#### WHAT THE EXERCISE ASKS
Report every line below that holds the word "Association".

[Begin SUPPLIED DATA]

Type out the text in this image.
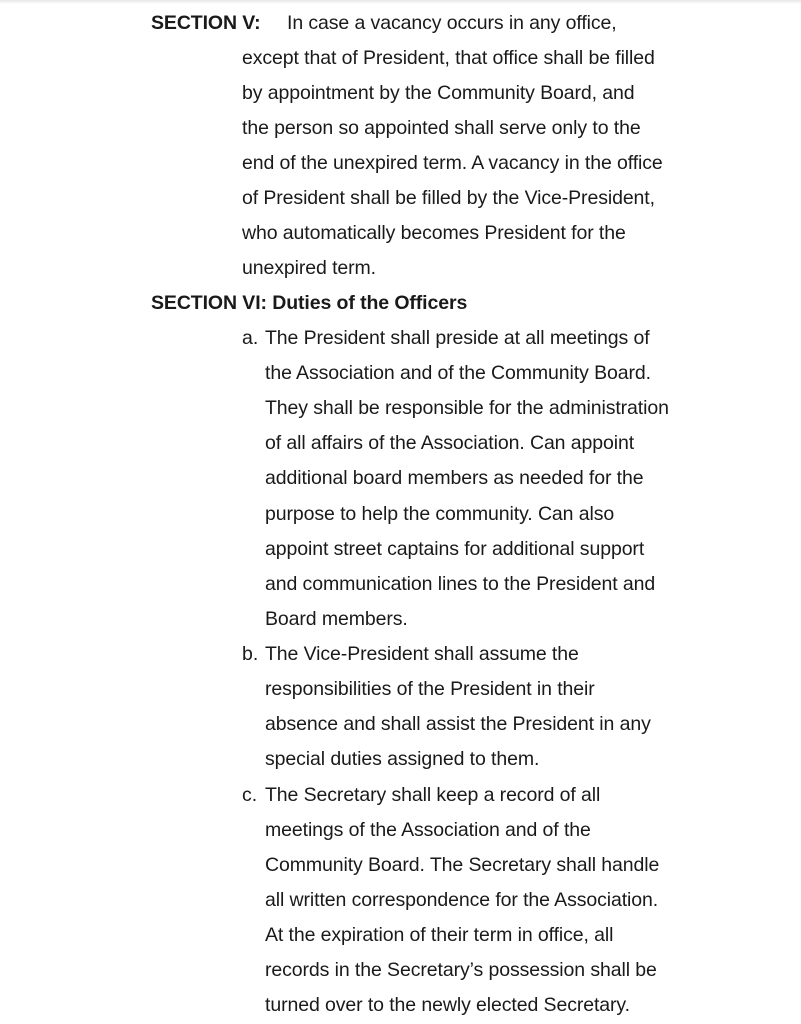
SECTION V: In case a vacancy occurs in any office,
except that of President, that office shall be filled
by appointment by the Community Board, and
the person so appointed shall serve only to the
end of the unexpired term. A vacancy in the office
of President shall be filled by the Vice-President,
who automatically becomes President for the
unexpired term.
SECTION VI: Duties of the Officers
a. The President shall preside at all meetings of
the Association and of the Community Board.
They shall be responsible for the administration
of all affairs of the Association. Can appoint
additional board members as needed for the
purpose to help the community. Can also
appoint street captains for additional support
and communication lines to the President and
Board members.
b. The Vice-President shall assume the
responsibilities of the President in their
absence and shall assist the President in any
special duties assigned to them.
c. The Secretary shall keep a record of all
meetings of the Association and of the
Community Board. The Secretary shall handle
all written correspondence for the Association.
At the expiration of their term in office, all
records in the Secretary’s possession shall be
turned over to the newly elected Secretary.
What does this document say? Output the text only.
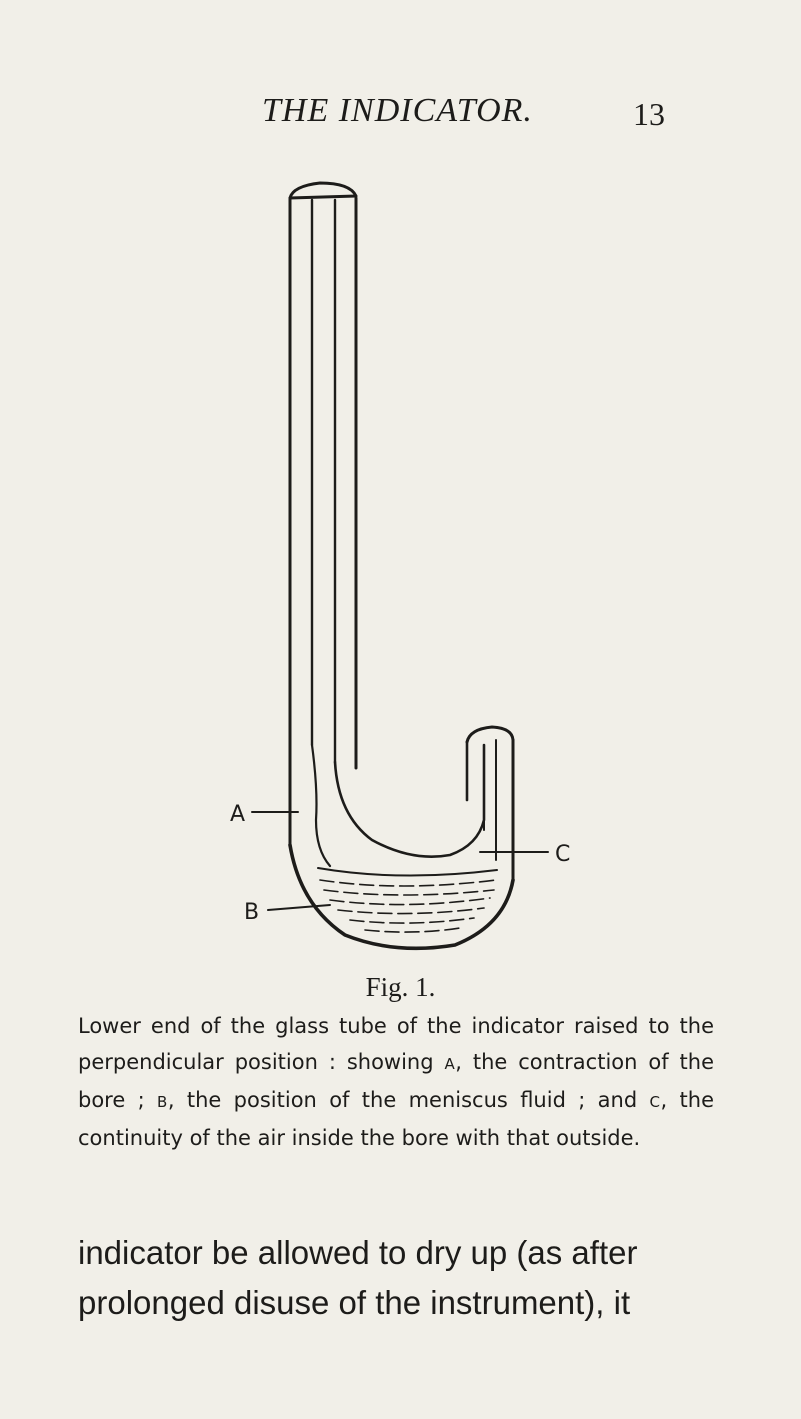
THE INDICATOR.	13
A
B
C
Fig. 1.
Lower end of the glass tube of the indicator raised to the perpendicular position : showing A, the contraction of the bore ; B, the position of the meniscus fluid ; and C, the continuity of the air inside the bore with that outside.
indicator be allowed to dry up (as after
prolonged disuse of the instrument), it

[End SUPPLIED DATA]
[Begin SUPPLIED DATA]

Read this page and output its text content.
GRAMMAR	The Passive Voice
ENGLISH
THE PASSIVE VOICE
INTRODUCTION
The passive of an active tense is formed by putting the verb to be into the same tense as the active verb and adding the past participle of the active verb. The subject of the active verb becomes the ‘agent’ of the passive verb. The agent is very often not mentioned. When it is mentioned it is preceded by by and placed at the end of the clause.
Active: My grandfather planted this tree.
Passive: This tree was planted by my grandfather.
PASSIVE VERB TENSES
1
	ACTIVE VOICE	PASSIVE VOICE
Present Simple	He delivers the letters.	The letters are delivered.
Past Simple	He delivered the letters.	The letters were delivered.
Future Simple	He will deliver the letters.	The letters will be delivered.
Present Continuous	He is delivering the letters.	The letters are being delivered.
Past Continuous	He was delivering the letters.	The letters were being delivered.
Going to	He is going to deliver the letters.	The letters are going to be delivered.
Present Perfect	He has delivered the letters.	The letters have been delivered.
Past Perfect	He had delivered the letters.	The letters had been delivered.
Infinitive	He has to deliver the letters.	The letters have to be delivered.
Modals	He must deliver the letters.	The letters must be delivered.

[End SUPPLIED DATA]
[Begin SUPPLIED DATA]

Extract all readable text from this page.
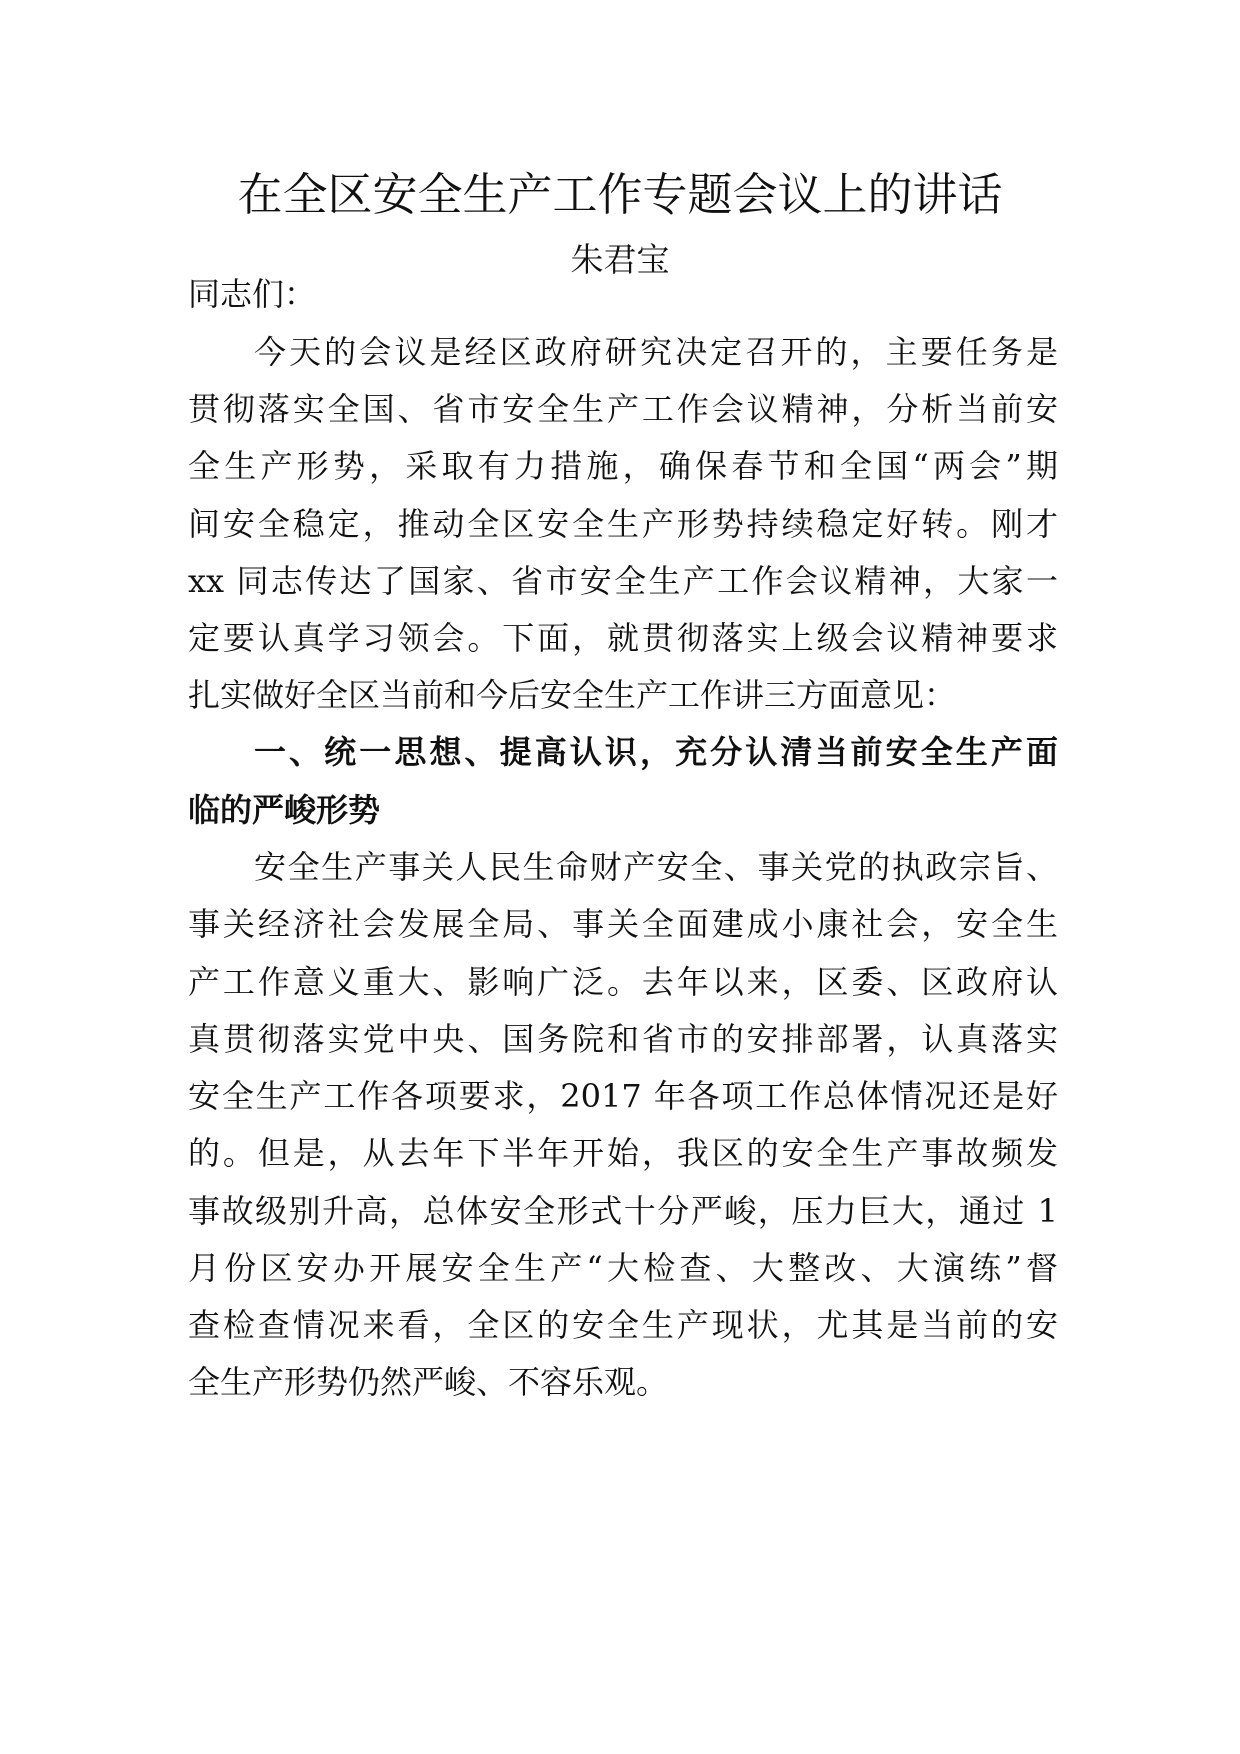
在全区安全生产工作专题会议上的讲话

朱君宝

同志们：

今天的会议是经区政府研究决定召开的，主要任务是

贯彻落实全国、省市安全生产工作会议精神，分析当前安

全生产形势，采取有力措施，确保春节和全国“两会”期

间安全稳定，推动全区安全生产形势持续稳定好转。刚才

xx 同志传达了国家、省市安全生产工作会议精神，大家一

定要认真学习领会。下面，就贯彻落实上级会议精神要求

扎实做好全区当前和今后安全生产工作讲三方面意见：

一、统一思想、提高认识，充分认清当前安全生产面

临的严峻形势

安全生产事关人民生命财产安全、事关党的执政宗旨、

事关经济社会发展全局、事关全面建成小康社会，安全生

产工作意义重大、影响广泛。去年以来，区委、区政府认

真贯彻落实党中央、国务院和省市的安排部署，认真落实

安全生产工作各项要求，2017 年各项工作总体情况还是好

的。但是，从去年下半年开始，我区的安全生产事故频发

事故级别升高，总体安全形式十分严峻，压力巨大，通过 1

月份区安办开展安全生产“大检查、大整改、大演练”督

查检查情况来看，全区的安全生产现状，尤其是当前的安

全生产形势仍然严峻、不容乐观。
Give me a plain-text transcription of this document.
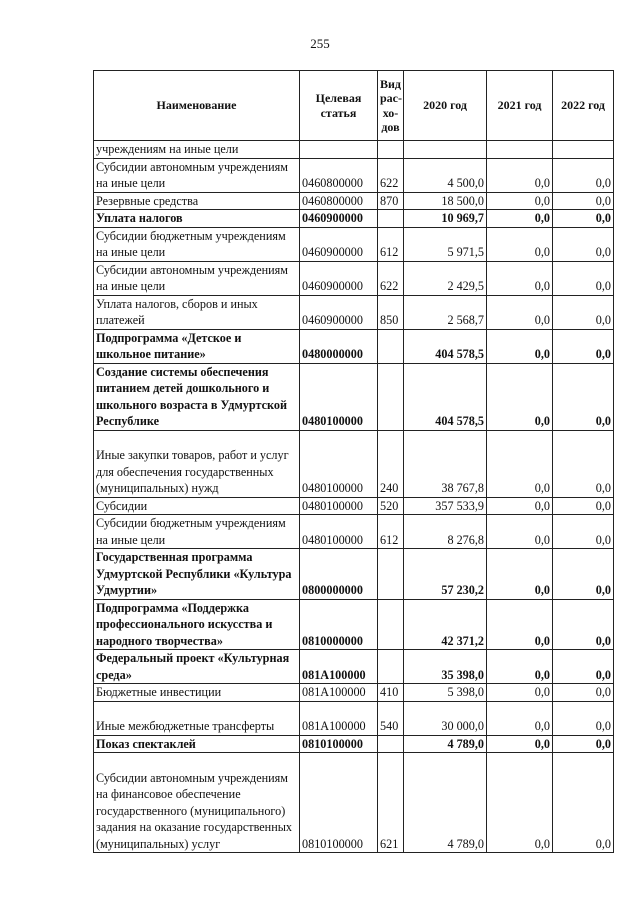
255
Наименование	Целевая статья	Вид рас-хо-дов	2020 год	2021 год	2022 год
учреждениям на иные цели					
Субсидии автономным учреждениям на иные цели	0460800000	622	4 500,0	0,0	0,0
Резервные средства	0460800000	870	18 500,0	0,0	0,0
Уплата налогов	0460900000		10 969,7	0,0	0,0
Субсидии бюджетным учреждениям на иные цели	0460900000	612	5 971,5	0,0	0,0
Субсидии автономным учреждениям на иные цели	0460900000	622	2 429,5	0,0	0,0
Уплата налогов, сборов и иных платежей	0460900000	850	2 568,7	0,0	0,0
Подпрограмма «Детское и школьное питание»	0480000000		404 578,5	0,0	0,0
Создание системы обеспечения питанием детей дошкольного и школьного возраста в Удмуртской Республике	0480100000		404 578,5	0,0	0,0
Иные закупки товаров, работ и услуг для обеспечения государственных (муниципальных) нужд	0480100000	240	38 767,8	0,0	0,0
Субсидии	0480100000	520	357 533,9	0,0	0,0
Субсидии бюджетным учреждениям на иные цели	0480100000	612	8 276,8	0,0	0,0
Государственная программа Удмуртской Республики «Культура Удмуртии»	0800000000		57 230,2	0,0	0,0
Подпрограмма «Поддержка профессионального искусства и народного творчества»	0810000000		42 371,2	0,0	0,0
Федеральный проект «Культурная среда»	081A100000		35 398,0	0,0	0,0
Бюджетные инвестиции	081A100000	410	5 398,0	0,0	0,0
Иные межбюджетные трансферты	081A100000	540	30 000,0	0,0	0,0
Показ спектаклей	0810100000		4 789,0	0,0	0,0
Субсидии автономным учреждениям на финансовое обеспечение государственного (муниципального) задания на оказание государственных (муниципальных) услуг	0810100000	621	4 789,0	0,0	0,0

[End SUPPLIED DATA]

#### CORRECT ANSWER
the Association and of the Community Board.
of all affairs of the Association. Can appoint
meetings of the Association and of the
all written correspondence for the Association.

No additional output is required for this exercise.